Written instruction:
Note each line that includes the word "mantissa". Copy those lines.

[Records from a collection]
:::

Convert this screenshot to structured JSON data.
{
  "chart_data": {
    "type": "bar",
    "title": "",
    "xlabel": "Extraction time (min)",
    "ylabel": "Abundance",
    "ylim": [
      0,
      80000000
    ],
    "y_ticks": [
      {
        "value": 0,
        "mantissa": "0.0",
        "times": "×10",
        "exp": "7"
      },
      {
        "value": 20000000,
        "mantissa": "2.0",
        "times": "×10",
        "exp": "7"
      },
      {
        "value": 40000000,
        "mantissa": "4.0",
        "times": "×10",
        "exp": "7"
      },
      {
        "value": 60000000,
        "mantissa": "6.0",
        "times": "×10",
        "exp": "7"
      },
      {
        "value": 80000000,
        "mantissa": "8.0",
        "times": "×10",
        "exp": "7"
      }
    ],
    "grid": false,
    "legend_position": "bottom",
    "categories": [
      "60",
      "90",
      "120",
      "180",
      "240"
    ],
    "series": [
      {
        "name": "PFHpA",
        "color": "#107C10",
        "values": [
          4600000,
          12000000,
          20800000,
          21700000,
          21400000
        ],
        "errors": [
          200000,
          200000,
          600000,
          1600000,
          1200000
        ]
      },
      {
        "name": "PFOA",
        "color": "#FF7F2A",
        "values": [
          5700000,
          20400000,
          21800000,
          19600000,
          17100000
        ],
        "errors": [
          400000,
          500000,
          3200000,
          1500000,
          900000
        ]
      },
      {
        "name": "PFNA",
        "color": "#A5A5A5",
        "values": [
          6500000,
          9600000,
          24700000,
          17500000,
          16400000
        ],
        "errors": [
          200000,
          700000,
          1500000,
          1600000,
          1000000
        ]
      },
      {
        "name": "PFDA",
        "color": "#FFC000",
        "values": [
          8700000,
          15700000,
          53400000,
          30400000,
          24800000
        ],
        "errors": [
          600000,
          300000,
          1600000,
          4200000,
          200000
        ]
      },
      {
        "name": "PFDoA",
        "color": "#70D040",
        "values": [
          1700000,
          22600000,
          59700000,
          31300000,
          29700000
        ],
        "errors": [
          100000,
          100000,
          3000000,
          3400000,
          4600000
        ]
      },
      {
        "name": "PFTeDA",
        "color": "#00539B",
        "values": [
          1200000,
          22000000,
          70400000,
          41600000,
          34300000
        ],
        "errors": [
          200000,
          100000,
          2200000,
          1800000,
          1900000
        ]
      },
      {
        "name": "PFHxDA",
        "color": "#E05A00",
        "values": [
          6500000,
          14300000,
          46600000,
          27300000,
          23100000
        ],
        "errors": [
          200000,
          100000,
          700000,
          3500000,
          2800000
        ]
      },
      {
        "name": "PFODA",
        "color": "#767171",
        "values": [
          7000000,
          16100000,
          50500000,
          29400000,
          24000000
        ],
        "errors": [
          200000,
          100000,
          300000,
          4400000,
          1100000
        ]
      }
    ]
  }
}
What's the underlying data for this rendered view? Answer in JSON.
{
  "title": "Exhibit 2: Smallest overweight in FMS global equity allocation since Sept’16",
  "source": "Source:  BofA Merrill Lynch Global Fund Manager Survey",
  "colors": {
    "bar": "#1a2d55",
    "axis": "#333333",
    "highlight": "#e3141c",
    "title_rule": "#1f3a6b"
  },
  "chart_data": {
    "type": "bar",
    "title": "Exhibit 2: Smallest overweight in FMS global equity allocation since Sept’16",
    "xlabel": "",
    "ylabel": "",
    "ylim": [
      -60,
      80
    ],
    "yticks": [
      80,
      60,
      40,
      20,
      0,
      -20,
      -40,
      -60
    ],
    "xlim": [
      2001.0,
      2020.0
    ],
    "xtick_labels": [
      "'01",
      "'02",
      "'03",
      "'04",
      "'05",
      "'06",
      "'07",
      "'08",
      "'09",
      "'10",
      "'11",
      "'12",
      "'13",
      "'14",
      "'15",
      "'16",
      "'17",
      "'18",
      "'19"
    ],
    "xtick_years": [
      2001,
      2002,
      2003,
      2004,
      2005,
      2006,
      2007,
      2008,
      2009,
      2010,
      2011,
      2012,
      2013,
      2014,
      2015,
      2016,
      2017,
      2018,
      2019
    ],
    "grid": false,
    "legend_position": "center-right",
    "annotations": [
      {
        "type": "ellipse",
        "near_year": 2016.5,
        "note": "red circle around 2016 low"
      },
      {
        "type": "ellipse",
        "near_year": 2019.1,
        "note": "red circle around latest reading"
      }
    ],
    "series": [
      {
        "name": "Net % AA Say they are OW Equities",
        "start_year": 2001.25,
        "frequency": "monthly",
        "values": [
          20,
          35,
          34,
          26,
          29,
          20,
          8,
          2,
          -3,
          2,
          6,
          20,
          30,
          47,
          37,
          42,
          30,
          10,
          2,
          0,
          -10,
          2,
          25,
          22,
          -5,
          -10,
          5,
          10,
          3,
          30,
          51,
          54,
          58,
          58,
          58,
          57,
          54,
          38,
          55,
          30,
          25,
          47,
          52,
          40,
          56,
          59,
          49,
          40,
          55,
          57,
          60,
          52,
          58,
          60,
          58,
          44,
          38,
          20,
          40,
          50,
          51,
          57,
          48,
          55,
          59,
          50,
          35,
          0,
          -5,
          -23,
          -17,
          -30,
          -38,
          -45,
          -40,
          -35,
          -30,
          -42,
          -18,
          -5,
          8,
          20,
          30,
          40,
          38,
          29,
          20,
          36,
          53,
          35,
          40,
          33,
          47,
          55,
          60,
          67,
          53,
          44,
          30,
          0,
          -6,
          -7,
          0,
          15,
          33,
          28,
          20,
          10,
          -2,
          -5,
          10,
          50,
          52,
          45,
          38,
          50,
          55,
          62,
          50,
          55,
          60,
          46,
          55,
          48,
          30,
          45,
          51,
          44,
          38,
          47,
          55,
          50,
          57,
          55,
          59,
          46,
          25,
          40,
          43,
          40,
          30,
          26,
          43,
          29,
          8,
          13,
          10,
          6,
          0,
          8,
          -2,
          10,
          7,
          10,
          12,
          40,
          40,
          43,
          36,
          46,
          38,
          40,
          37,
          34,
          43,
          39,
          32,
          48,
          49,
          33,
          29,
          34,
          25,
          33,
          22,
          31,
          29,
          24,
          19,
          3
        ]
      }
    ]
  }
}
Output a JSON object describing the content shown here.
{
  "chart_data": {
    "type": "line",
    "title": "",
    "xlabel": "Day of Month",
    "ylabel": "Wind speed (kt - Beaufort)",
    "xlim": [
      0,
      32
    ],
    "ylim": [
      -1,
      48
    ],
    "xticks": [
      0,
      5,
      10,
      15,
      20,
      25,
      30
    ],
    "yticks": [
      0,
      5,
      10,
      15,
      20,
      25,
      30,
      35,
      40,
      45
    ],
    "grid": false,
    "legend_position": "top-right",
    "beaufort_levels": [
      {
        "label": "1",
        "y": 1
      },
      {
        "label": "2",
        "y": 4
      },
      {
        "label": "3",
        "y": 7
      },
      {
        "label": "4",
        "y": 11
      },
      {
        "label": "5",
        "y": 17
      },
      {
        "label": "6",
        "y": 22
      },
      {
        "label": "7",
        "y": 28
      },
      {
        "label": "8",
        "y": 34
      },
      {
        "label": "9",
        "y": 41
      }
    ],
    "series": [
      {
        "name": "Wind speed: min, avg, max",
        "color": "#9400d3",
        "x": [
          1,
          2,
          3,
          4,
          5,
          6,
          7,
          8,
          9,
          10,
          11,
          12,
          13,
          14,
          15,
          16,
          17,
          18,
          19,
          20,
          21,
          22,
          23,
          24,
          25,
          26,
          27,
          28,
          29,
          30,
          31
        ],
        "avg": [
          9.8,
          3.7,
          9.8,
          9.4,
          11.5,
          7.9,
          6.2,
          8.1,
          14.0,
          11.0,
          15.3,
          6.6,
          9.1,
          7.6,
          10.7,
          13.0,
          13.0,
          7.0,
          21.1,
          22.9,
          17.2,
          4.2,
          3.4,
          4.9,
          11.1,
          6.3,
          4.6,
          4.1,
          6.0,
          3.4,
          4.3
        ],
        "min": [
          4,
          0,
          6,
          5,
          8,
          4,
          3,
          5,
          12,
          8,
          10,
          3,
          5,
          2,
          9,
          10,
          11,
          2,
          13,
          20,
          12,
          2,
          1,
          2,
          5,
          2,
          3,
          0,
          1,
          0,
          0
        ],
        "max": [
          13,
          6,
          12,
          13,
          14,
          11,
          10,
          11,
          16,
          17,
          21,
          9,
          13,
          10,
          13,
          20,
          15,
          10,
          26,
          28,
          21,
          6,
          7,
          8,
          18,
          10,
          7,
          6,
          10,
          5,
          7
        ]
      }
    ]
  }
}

:::

Expected answer:
        "mantissa": "0.0",
        "mantissa": "2.0",
        "mantissa": "4.0",
        "mantissa": "6.0",
        "mantissa": "8.0",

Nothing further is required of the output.